Figure record extracts:
━━━━━━

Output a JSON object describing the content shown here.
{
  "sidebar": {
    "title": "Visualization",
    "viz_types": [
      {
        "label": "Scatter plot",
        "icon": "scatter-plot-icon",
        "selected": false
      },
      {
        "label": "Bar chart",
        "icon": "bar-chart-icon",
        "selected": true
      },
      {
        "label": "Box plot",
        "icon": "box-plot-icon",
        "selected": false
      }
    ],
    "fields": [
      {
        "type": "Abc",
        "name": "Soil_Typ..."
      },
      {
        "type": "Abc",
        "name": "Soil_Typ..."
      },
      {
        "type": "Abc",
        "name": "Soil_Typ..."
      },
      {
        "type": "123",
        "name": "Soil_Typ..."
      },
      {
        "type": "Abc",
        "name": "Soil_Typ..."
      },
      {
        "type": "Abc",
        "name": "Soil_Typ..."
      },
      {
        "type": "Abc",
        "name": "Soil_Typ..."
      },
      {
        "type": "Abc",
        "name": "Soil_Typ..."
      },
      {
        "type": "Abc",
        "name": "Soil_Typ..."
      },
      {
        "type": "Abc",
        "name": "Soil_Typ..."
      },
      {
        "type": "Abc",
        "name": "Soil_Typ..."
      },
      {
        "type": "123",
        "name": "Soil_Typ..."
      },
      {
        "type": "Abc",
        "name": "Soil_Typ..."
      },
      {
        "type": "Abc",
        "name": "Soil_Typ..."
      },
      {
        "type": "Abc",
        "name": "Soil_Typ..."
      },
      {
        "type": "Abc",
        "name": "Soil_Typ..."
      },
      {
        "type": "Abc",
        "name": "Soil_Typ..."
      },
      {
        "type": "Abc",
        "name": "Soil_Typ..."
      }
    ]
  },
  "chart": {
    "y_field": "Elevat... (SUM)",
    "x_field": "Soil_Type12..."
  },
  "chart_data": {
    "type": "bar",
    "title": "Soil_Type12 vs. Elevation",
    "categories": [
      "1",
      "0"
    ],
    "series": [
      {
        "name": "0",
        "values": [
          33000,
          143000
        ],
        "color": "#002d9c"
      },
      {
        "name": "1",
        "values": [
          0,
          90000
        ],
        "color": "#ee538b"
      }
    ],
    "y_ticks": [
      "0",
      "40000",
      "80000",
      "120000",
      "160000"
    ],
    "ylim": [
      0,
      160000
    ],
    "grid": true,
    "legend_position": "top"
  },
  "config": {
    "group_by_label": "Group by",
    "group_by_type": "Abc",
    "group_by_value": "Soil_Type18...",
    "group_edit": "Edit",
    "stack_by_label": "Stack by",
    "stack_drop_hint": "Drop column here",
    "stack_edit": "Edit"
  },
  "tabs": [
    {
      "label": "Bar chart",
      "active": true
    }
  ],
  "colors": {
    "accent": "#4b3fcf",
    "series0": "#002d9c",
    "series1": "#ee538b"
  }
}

━━━━━━

* [Problem to work on]: Write the material out exactly, with nothing left out.

* [Exercise solution]:
Output a JSON object describing the content shown here.
{
  "sidebar": {
    "title": "Visualization",
    "viz_types": [
      {
        "label": "Scatter plot",
        "icon": "scatter-plot-icon",
        "selected": false
      },
      {
        "label": "Bar chart",
        "icon": "bar-chart-icon",
        "selected": true
      },
      {
        "label": "Box plot",
        "icon": "box-plot-icon",
        "selected": false
      }
    ],
    "fields": [
      {
        "type": "Abc",
        "name": "Soil_Typ..."
      },
      {
        "type": "Abc",
        "name": "Soil_Typ..."
      },
      {
        "type": "Abc",
        "name": "Soil_Typ..."
      },
      {
        "type": "123",
        "name": "Soil_Typ..."
      },
      {
        "type": "Abc",
        "name": "Soil_Typ..."
      },
      {
        "type": "Abc",
        "name": "Soil_Typ..."
      },
      {
        "type": "Abc",
        "name": "Soil_Typ..."
      },
      {
        "type": "Abc",
        "name": "Soil_Typ..."
      },
      {
        "type": "Abc",
        "name": "Soil_Typ..."
      },
      {
        "type": "Abc",
        "name": "Soil_Typ..."
      },
      {
        "type": "Abc",
        "name": "Soil_Typ..."
      },
      {
        "type": "123",
        "name": "Soil_Typ..."
      },
      {
        "type": "Abc",
        "name": "Soil_Typ..."
      },
      {
        "type": "Abc",
        "name": "Soil_Typ..."
      },
      {
        "type": "Abc",
        "name": "Soil_Typ..."
      },
      {
        "type": "Abc",
        "name": "Soil_Typ..."
      },
      {
        "type": "Abc",
        "name": "Soil_Typ..."
      },
      {
        "type": "Abc",
        "name": "Soil_Typ..."
      }
    ]
  },
  "chart": {
    "y_field": "Elevat... (SUM)",
    "x_field": "Soil_Type12..."
  },
  "chart_data": {
    "type": "bar",
    "title": "Soil_Type12 vs. Elevation",
    "categories": [
      "1",
      "0"
    ],
    "series": [
      {
        "name": "0",
        "values": [
          33000,
          143000
        ],
        "color": "#002d9c"
      },
      {
        "name": "1",
        "values": [
          0,
          90000
        ],
        "color": "#ee538b"
      }
    ],
    "y_ticks": [
      "0",
      "40000",
      "80000",
      "120000",
      "160000"
    ],
    "ylim": [
      0,
      160000
    ],
    "grid": true,
    "legend_position": "top"
  },
  "config": {
    "group_by_label": "Group by",
    "group_by_type": "Abc",
    "group_by_value": "Soil_Type18...",
    "group_edit": "Edit",
    "stack_by_label": "Stack by",
    "stack_drop_hint": "Drop column here",
    "stack_edit": "Edit"
  },
  "tabs": [
    {
      "label": "Bar chart",
      "active": true
    }
  ],
  "colors": {
    "accent": "#4b3fcf",
    "series0": "#002d9c",
    "series1": "#ee538b"
  }
}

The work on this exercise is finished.